▶ **Entries taken from a collection**
%%

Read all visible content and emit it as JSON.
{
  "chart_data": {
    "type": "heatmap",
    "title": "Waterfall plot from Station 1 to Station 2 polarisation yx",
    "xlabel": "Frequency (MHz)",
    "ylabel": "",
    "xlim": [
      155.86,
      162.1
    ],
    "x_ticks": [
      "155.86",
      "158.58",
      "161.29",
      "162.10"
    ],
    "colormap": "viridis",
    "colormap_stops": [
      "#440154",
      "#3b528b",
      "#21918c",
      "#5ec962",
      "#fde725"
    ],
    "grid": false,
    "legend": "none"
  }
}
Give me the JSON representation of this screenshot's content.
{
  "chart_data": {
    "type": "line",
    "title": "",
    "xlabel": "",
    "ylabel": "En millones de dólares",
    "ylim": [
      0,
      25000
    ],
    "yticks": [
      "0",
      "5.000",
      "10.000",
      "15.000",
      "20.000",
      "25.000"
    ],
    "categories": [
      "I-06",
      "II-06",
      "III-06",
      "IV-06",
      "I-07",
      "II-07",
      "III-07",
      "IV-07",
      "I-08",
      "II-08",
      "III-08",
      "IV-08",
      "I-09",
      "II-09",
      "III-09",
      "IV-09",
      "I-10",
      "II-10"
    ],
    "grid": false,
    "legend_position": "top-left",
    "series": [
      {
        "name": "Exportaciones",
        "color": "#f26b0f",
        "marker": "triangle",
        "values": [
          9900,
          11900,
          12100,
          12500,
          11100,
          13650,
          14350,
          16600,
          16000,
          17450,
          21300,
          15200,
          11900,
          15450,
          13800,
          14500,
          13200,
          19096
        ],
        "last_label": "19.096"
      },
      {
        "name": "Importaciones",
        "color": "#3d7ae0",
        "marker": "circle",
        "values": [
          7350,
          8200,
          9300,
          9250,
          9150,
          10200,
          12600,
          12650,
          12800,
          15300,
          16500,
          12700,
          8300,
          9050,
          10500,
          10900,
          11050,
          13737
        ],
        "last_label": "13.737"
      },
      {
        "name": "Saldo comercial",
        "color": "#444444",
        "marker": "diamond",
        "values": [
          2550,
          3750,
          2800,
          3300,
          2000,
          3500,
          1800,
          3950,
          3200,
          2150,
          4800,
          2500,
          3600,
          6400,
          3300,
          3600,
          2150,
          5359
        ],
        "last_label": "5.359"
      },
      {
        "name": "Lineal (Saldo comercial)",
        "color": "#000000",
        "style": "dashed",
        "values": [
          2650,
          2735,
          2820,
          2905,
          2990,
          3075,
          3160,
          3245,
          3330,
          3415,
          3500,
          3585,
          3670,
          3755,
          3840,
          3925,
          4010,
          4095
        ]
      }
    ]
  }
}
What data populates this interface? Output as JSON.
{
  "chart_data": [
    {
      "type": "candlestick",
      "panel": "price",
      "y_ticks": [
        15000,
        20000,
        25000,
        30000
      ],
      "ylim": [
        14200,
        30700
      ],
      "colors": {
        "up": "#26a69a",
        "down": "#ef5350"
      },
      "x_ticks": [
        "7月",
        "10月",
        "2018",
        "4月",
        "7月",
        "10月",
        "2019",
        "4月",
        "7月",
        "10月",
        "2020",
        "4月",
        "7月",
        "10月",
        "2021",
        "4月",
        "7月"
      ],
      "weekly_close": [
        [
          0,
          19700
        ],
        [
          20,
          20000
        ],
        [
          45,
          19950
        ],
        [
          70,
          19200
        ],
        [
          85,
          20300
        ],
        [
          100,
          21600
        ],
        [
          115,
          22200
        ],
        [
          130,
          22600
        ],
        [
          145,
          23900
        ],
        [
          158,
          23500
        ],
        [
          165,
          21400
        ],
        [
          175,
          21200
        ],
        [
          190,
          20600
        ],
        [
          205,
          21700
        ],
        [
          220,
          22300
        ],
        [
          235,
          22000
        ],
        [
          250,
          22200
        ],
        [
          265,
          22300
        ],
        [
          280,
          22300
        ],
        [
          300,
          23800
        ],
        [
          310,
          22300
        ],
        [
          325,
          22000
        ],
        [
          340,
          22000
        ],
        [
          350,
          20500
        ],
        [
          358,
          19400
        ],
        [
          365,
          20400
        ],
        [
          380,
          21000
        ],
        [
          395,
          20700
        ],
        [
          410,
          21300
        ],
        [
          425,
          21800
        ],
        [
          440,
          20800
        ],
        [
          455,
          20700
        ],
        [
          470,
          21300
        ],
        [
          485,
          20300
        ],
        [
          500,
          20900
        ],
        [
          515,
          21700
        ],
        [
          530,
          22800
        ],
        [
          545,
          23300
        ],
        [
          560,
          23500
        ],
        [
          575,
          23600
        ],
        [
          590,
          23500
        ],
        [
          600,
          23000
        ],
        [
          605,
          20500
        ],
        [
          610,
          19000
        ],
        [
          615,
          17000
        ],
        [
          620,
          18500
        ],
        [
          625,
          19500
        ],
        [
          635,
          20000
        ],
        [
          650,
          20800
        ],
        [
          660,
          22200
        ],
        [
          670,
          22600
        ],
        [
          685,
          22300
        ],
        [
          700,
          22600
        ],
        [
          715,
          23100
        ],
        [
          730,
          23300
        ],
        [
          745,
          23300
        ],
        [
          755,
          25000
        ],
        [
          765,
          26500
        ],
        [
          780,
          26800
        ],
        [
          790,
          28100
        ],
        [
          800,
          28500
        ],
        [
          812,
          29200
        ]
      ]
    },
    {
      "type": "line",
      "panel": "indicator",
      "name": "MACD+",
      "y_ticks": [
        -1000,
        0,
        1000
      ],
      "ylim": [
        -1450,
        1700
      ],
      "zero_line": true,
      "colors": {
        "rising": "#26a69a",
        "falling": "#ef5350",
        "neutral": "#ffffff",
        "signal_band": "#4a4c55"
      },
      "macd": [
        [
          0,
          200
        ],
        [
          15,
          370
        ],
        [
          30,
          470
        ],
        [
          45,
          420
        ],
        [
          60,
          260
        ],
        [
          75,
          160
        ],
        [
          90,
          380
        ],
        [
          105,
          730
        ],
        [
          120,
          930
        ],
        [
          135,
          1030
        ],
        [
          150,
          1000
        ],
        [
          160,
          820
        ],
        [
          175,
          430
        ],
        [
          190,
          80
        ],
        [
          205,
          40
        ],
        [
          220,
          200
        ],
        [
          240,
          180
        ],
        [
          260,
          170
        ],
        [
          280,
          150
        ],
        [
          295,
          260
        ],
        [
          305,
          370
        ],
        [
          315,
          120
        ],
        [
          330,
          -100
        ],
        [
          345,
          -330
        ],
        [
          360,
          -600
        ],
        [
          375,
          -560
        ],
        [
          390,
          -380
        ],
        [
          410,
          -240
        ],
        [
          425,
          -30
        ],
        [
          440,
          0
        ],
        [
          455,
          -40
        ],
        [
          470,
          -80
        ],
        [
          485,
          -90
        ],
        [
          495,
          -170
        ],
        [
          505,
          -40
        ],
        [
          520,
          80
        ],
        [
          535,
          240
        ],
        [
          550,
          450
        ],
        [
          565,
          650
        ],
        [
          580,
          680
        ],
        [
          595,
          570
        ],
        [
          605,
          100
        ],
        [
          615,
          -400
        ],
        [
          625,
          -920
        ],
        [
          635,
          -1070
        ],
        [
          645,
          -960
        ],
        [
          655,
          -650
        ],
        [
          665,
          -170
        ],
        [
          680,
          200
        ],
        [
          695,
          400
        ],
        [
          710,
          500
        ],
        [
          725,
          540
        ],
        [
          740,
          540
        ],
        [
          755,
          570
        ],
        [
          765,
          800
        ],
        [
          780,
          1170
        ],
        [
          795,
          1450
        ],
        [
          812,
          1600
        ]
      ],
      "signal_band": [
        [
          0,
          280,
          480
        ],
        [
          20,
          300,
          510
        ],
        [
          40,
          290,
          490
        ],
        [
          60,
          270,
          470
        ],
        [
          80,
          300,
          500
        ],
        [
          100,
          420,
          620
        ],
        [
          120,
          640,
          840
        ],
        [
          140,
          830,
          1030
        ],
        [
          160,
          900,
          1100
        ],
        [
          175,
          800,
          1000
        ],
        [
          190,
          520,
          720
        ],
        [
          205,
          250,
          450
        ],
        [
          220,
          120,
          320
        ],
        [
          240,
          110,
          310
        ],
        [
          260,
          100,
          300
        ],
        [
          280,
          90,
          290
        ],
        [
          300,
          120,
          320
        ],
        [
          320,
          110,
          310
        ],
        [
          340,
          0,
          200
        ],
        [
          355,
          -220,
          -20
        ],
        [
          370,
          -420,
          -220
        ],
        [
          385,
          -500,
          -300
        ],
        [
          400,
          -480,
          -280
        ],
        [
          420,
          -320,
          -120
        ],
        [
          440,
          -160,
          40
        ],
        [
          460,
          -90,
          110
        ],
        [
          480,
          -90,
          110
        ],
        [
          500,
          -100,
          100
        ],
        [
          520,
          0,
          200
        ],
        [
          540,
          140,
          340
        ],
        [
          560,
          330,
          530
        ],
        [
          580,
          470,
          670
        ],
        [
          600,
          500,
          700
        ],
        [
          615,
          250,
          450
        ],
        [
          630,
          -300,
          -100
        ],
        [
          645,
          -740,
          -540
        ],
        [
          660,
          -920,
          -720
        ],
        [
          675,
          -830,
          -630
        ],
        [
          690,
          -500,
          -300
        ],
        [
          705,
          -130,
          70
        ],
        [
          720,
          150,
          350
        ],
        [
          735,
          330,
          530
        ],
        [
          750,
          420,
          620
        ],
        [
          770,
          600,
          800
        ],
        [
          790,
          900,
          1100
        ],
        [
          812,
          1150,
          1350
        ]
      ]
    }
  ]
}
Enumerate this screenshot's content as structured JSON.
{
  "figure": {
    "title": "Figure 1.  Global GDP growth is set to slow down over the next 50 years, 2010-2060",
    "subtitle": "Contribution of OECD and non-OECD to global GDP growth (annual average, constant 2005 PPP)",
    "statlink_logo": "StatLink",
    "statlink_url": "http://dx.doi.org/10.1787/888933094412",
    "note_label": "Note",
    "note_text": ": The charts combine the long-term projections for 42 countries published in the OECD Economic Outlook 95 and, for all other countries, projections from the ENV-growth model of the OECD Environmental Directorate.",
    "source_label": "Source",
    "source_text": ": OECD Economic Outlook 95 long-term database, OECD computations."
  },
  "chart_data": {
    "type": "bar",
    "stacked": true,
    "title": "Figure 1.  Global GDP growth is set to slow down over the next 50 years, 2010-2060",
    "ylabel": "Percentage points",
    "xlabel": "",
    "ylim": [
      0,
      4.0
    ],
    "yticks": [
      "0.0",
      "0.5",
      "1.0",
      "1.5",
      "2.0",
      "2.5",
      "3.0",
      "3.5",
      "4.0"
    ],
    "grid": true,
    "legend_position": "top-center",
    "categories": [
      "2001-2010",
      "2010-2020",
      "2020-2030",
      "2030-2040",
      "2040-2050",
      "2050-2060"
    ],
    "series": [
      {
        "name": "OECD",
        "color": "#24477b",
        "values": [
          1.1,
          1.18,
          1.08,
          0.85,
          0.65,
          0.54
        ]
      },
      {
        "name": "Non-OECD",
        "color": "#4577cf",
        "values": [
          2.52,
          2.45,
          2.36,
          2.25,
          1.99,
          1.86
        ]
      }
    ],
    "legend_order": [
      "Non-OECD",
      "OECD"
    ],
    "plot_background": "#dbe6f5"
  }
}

%%

Transcribe word for word the lines from the one holding "Enumerate this screenshot's" to the last line of the listing above, inclusive.

▶ **SOLVED PROBLEM**
Enumerate this screenshot's content as structured JSON.
{
  "figure": {
    "title": "Figure 1.  Global GDP growth is set to slow down over the next 50 years, 2010-2060",
    "subtitle": "Contribution of OECD and non-OECD to global GDP growth (annual average, constant 2005 PPP)",
    "statlink_logo": "StatLink",
    "statlink_url": "http://dx.doi.org/10.1787/888933094412",
    "note_label": "Note",
    "note_text": ": The charts combine the long-term projections for 42 countries published in the OECD Economic Outlook 95 and, for all other countries, projections from the ENV-growth model of the OECD Environmental Directorate.",
    "source_label": "Source",
    "source_text": ": OECD Economic Outlook 95 long-term database, OECD computations."
  },
  "chart_data": {
    "type": "bar",
    "stacked": true,
    "title": "Figure 1.  Global GDP growth is set to slow down over the next 50 years, 2010-2060",
    "ylabel": "Percentage points",
    "xlabel": "",
    "ylim": [
      0,
      4.0
    ],
    "yticks": [
      "0.0",
      "0.5",
      "1.0",
      "1.5",
      "2.0",
      "2.5",
      "3.0",
      "3.5",
      "4.0"
    ],
    "grid": true,
    "legend_position": "top-center",
    "categories": [
      "2001-2010",
      "2010-2020",
      "2020-2030",
      "2030-2040",
      "2040-2050",
      "2050-2060"
    ],
    "series": [
      {
        "name": "OECD",
        "color": "#24477b",
        "values": [
          1.1,
          1.18,
          1.08,
          0.85,
          0.65,
          0.54
        ]
      },
      {
        "name": "Non-OECD",
        "color": "#4577cf",
        "values": [
          2.52,
          2.45,
          2.36,
          2.25,
          1.99,
          1.86
        ]
      }
    ],
    "legend_order": [
      "Non-OECD",
      "OECD"
    ],
    "plot_background": "#dbe6f5"
  }
}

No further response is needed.